Copy out each line exactly; pictures stay out of the copy.

Saved entries
'''
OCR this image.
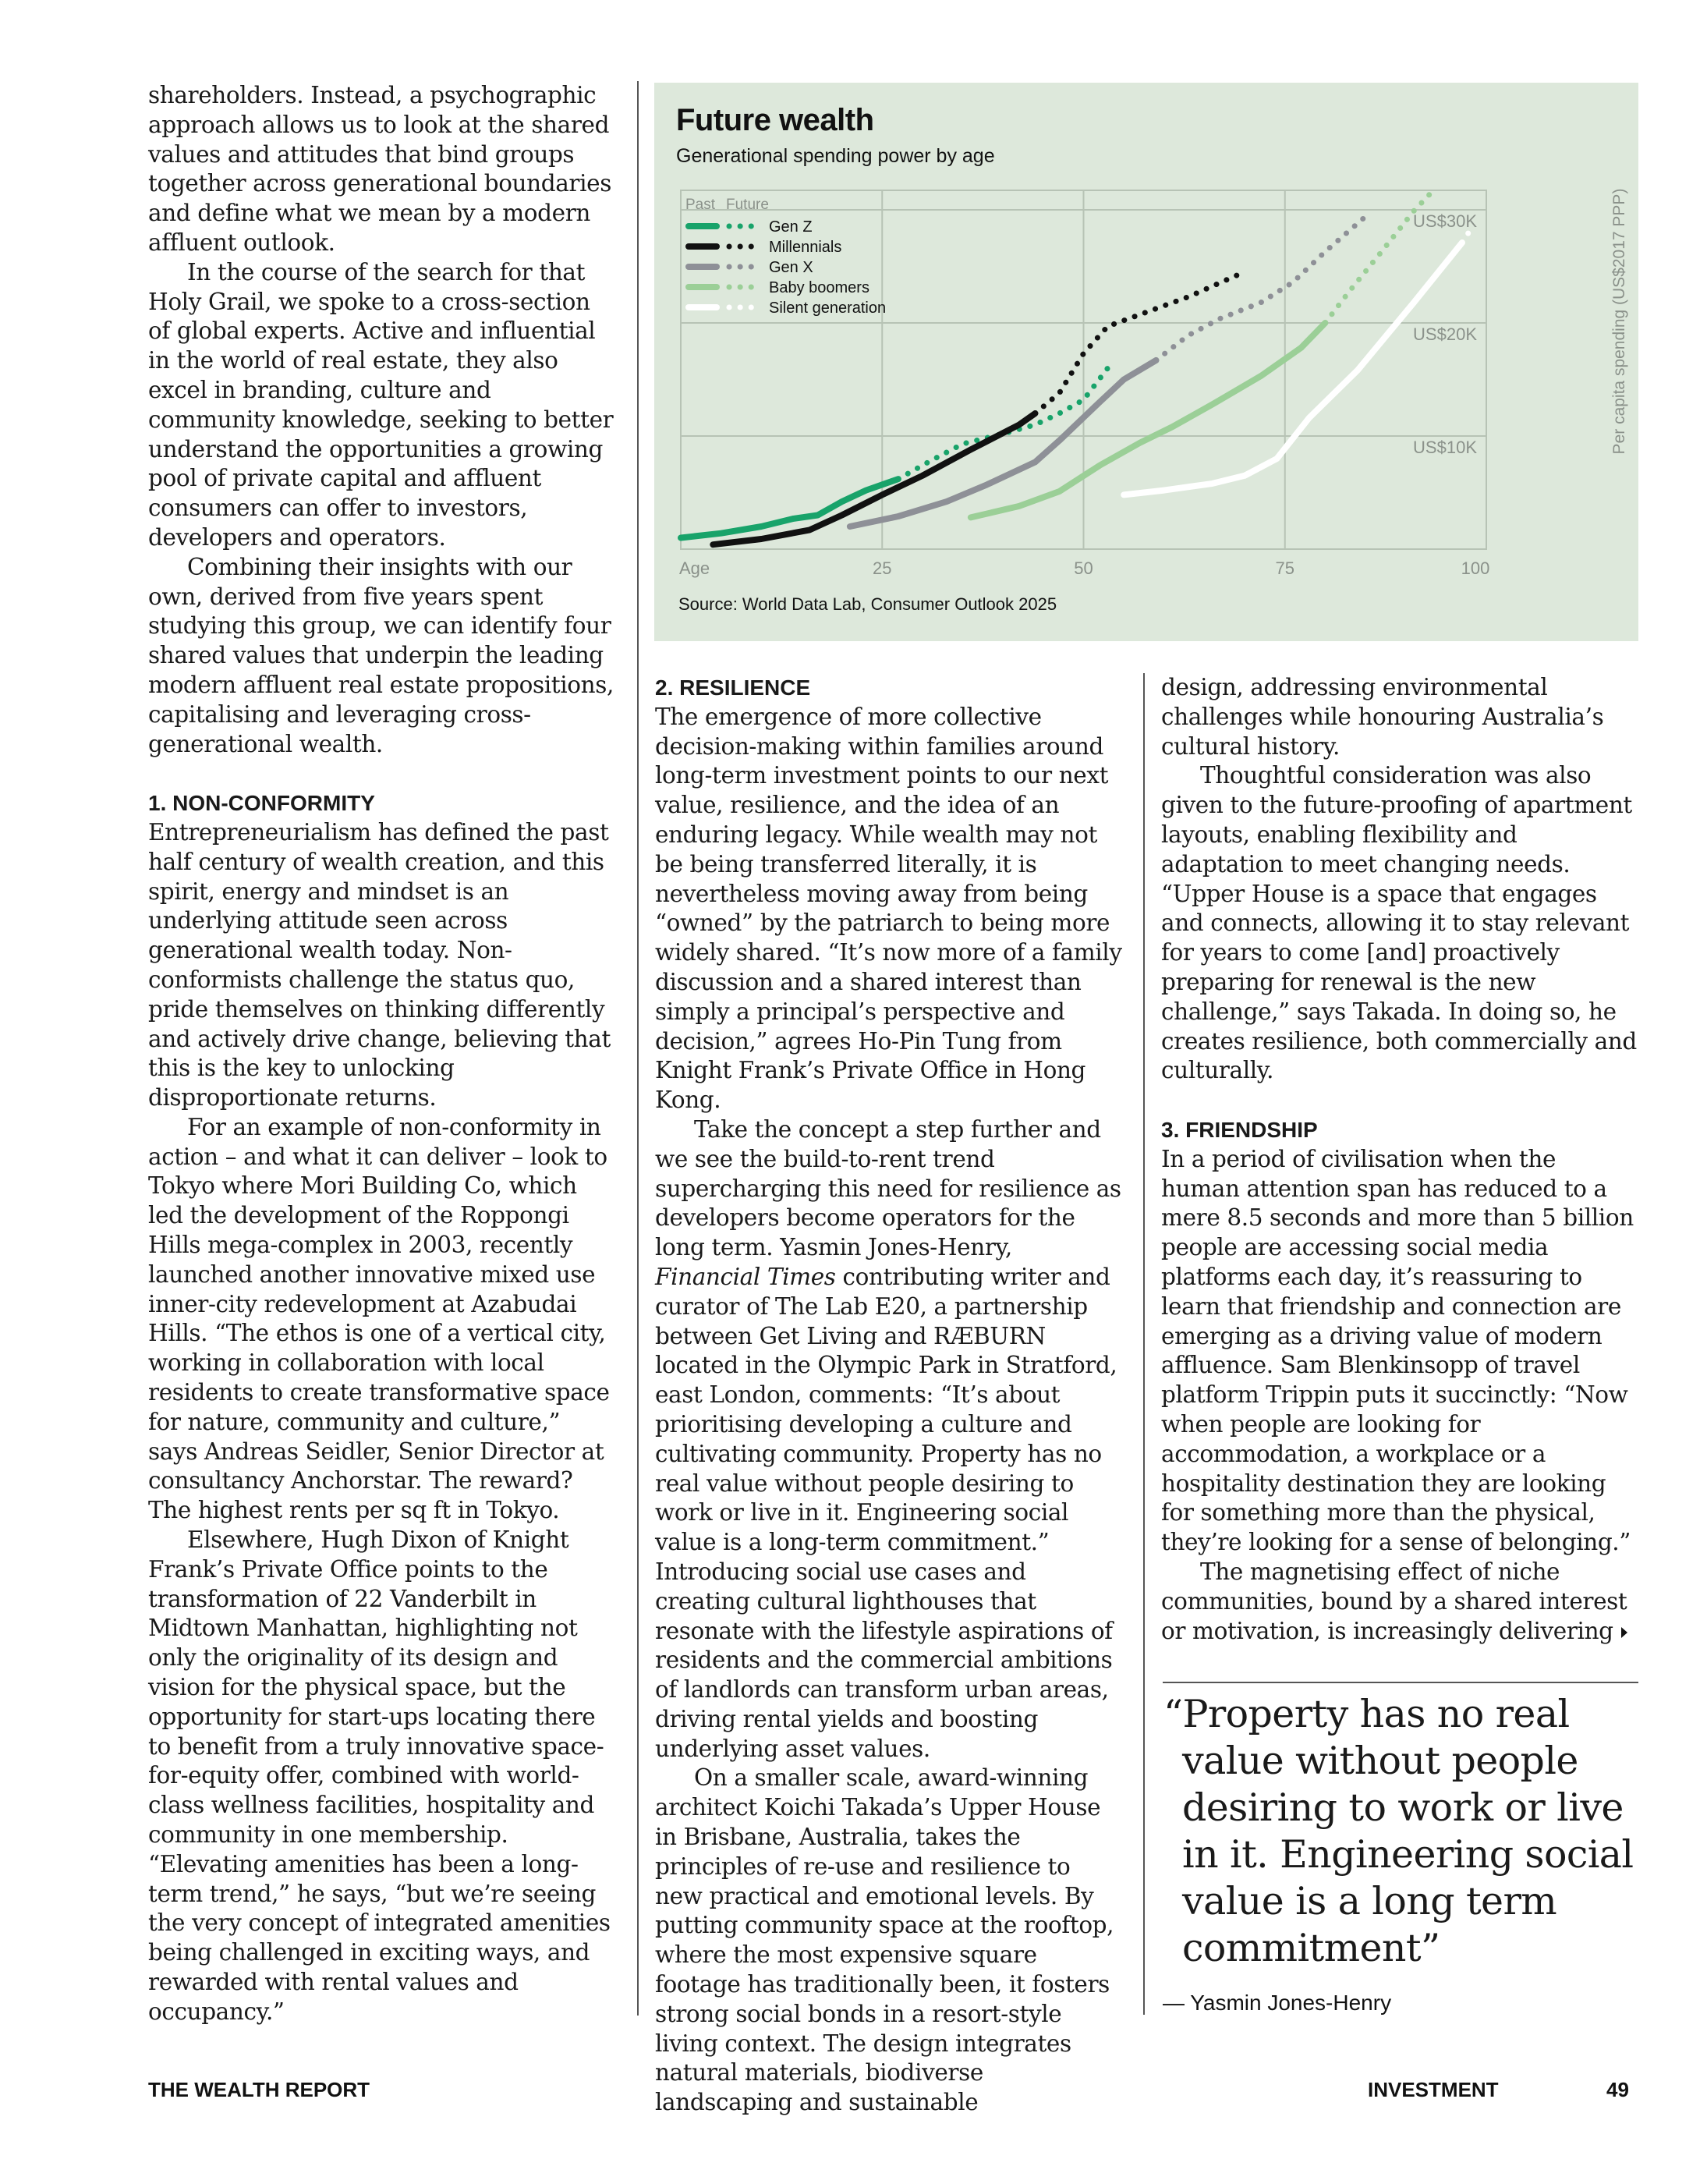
shareholders. Instead, a psychographic approach allows us to look at the shared values and attitudes that bind groups together across generational boundaries and define what we mean by a modern affluent outlook.

In the course of the search for that Holy Grail, we spoke to a cross-section of global experts. Active and influential in the world of real estate, they also excel in branding, culture and community knowledge, seeking to better understand the opportunities a growing pool of private capital and affluent consumers can offer to investors, developers and operators.

Combining their insights with our own, derived from five years spent studying this group, we can identify four shared values that underpin the leading modern affluent real estate propositions, capitalising and leveraging cross-generational wealth.

1. NON-CONFORMITY

Entrepreneurialism has defined the past half century of wealth creation, and this spirit, energy and mindset is an underlying attitude seen across generational wealth today. Non-conformists challenge the status quo, pride themselves on thinking differently and actively drive change, believing that this is the key to unlocking disproportionate returns.

For an example of non-conformity in action – and what it can deliver – look to Tokyo where Mori Building Co, which led the development of the Roppongi Hills mega-complex in 2003, recently launched another innovative mixed use inner-city redevelopment at Azabudai Hills. “The ethos is one of a vertical city, working in collaboration with local residents to create transformative space for nature, community and culture,” says Andreas Seidler, Senior Director at consultancy Anchorstar. The reward? The highest rents per sq ft in Tokyo.

Elsewhere, Hugh Dixon of Knight Frank’s Private Office points to the transformation of 22 Vanderbilt in Midtown Manhattan, highlighting not only the originality of its design and vision for the physical space, but the opportunity for start-ups locating there to benefit from a truly innovative space-for-equity offer, combined with world-class wellness facilities, hospitality and community in one membership. “Elevating amenities has been a long-term trend,” he says, “but we’re seeing the very concept of integrated amenities being challenged in exciting ways, and rewarded with rental values and occupancy.”

Age	25	50	75	100
US$10K
US$20K
US$30K	Per capita spending (US$2017 PPP)
Past Future
Gen Z
Millennials
Gen X
Baby boomers
Silent generation
Future wealth
Generational spending power by age
Source: World Data Lab, Consumer Outlook 2025
2. RESILIENCE

The emergence of more collective decision-making within families around long-term investment points to our next value, resilience, and the idea of an enduring legacy. While wealth may not be being transferred literally, it is nevertheless moving away from being “owned” by the patriarch to being more widely shared. “It’s now more of a family discussion and a shared interest than simply a principal’s perspective and decision,” agrees Ho-Pin Tung from Knight Frank’s Private Office in Hong Kong.

Take the concept a step further and we see the build-to-rent trend supercharging this need for resilience as developers become operators for the long term. Yasmin Jones-Henry, Financial Times contributing writer and curator of The Lab E20, a partnership between Get Living and RÆBURN located in the Olympic Park in Stratford, east London, comments: “It’s about prioritising developing a culture and cultivating community. Property has no real value without people desiring to work or live in it. Engineering social value is a long-term commitment.” Introducing social use cases and creating cultural lighthouses that resonate with the lifestyle aspirations of residents and the commercial ambitions of landlords can transform urban areas, driving rental yields and boosting underlying asset values.

On a smaller scale, award-winning architect Koichi Takada’s Upper House in Brisbane, Australia, takes the principles of re-use and resilience to new practical and emotional levels. By putting community space at the rooftop, where the most expensive square footage has traditionally been, it fosters strong social bonds in a resort-style living context. The design integrates natural materials, biodiverse landscaping and sustainable

design, addressing environmental challenges while honouring Australia’s cultural history.

Thoughtful consideration was also given to the future-proofing of apartment layouts, enabling flexibility and adaptation to meet changing needs. “Upper House is a space that engages and connects, allowing it to stay relevant for years to come [and] proactively preparing for renewal is the new challenge,” says Takada. In doing so, he creates resilience, both commercially and culturally.

3. FRIENDSHIP

In a period of civilisation when the human attention span has reduced to a mere 8.5 seconds and more than 5 billion people are accessing social media platforms each day, it’s reassuring to learn that friendship and connection are emerging as a driving value of modern affluence. Sam Blenkinsopp of travel platform Trippin puts it succinctly: “Now when people are looking for accommodation, a workplace or a hospitality destination they are looking for something more than the physical, they’re looking for a sense of belonging.”

The magnetising effect of niche communities, bound by a shared interest or motivation, is increasingly delivering

“Property has no real value without people desiring to work or live in it. Engineering social value is a long term commitment”
— Yasmin Jones-Henry
THE WEALTH REPORT	INVESTMENT	49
'''
» RESPONSE TO THE EXERCISE:
OCR this image.
shareholders. Instead, a psychographic approach allows us to look at the shared values and attitudes that bind groups together across generational boundaries and define what we mean by a modern affluent outlook.

In the course of the search for that Holy Grail, we spoke to a cross-section of global experts. Active and influential in the world of real estate, they also excel in branding, culture and community knowledge, seeking to better understand the opportunities a growing pool of private capital and affluent consumers can offer to investors, developers and operators.

Combining their insights with our own, derived from five years spent studying this group, we can identify four shared values that underpin the leading modern affluent real estate propositions, capitalising and leveraging cross-generational wealth.

1. NON-CONFORMITY

Entrepreneurialism has defined the past half century of wealth creation, and this spirit, energy and mindset is an underlying attitude seen across generational wealth today. Non-conformists challenge the status quo, pride themselves on thinking differently and actively drive change, believing that this is the key to unlocking disproportionate returns.

For an example of non-conformity in action – and what it can deliver – look to Tokyo where Mori Building Co, which led the development of the Roppongi Hills mega-complex in 2003, recently launched another innovative mixed use inner-city redevelopment at Azabudai Hills. “The ethos is one of a vertical city, working in collaboration with local residents to create transformative space for nature, community and culture,” says Andreas Seidler, Senior Director at consultancy Anchorstar. The reward? The highest rents per sq ft in Tokyo.

Elsewhere, Hugh Dixon of Knight Frank’s Private Office points to the transformation of 22 Vanderbilt in Midtown Manhattan, highlighting not only the originality of its design and vision for the physical space, but the opportunity for start-ups locating there to benefit from a truly innovative space-for-equity offer, combined with world-class wellness facilities, hospitality and community in one membership. “Elevating amenities has been a long-term trend,” he says, “but we’re seeing the very concept of integrated amenities being challenged in exciting ways, and rewarded with rental values and occupancy.”

Age	25	50	75	100
US$10K
US$20K
US$30K	Per capita spending (US$2017 PPP)
Past Future
Gen Z
Millennials
Gen X
Baby boomers
Silent generation
Future wealth
Generational spending power by age
Source: World Data Lab, Consumer Outlook 2025
2. RESILIENCE

The emergence of more collective decision-making within families around long-term investment points to our next value, resilience, and the idea of an enduring legacy. While wealth may not be being transferred literally, it is nevertheless moving away from being “owned” by the patriarch to being more widely shared. “It’s now more of a family discussion and a shared interest than simply a principal’s perspective and decision,” agrees Ho-Pin Tung from Knight Frank’s Private Office in Hong Kong.

Take the concept a step further and we see the build-to-rent trend supercharging this need for resilience as developers become operators for the long term. Yasmin Jones-Henry, Financial Times contributing writer and curator of The Lab E20, a partnership between Get Living and RÆBURN located in the Olympic Park in Stratford, east London, comments: “It’s about prioritising developing a culture and cultivating community. Property has no real value without people desiring to work or live in it. Engineering social value is a long-term commitment.” Introducing social use cases and creating cultural lighthouses that resonate with the lifestyle aspirations of residents and the commercial ambitions of landlords can transform urban areas, driving rental yields and boosting underlying asset values.

On a smaller scale, award-winning architect Koichi Takada’s Upper House in Brisbane, Australia, takes the principles of re-use and resilience to new practical and emotional levels. By putting community space at the rooftop, where the most expensive square footage has traditionally been, it fosters strong social bonds in a resort-style living context. The design integrates natural materials, biodiverse landscaping and sustainable

design, addressing environmental challenges while honouring Australia’s cultural history.

Thoughtful consideration was also given to the future-proofing of apartment layouts, enabling flexibility and adaptation to meet changing needs. “Upper House is a space that engages and connects, allowing it to stay relevant for years to come [and] proactively preparing for renewal is the new challenge,” says Takada. In doing so, he creates resilience, both commercially and culturally.

3. FRIENDSHIP

In a period of civilisation when the human attention span has reduced to a mere 8.5 seconds and more than 5 billion people are accessing social media platforms each day, it’s reassuring to learn that friendship and connection are emerging as a driving value of modern affluence. Sam Blenkinsopp of travel platform Trippin puts it succinctly: “Now when people are looking for accommodation, a workplace or a hospitality destination they are looking for something more than the physical, they’re looking for a sense of belonging.”

The magnetising effect of niche communities, bound by a shared interest or motivation, is increasingly delivering

“Property has no real value without people desiring to work or live in it. Engineering social value is a long term commitment”
— Yasmin Jones-Henry
THE WEALTH REPORT	INVESTMENT	49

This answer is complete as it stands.